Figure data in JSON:
□ □ □ □

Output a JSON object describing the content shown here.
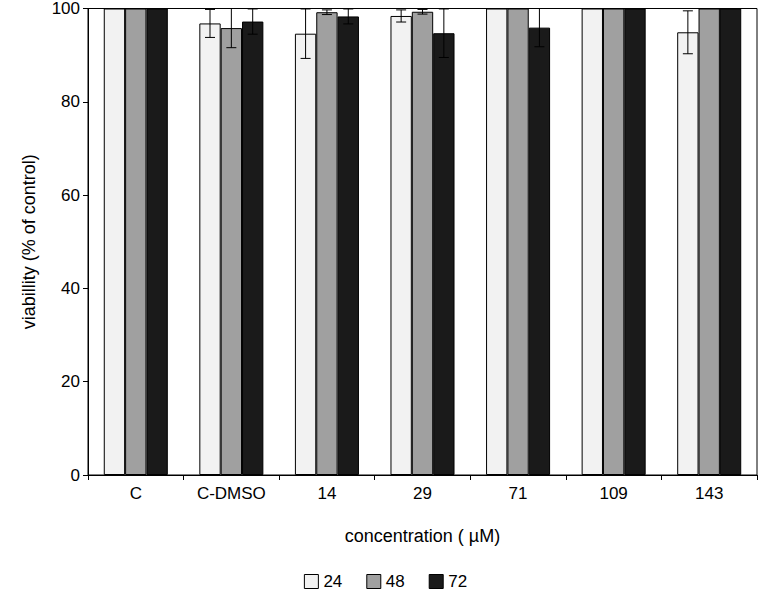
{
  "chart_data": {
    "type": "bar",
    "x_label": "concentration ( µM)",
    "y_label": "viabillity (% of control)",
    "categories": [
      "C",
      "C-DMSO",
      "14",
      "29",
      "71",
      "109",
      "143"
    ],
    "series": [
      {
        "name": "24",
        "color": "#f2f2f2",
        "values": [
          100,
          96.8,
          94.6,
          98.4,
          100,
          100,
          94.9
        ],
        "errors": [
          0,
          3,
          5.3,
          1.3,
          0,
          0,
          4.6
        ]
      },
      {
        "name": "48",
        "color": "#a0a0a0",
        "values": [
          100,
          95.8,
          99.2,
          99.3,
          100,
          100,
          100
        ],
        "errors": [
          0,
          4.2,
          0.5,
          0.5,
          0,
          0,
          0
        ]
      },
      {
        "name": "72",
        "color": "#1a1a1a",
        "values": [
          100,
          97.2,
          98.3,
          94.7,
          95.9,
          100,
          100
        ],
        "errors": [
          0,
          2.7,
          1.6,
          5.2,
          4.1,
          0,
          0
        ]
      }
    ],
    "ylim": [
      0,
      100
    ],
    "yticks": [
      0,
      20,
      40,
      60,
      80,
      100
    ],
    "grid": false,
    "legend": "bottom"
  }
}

□ □ □ □

◆ What you need to do
Restate the data above exactly, stripping out each image.

◆ Complete output
Output a JSON object describing the content shown here.
{
  "chart_data": {
    "type": "bar",
    "x_label": "concentration ( µM)",
    "y_label": "viabillity (% of control)",
    "categories": [
      "C",
      "C-DMSO",
      "14",
      "29",
      "71",
      "109",
      "143"
    ],
    "series": [
      {
        "name": "24",
        "color": "#f2f2f2",
        "values": [
          100,
          96.8,
          94.6,
          98.4,
          100,
          100,
          94.9
        ],
        "errors": [
          0,
          3,
          5.3,
          1.3,
          0,
          0,
          4.6
        ]
      },
      {
        "name": "48",
        "color": "#a0a0a0",
        "values": [
          100,
          95.8,
          99.2,
          99.3,
          100,
          100,
          100
        ],
        "errors": [
          0,
          4.2,
          0.5,
          0.5,
          0,
          0,
          0
        ]
      },
      {
        "name": "72",
        "color": "#1a1a1a",
        "values": [
          100,
          97.2,
          98.3,
          94.7,
          95.9,
          100,
          100
        ],
        "errors": [
          0,
          2.7,
          1.6,
          5.2,
          4.1,
          0,
          0
        ]
      }
    ],
    "ylim": [
      0,
      100
    ],
    "yticks": [
      0,
      20,
      40,
      60,
      80,
      100
    ],
    "grid": false,
    "legend": "bottom"
  }
}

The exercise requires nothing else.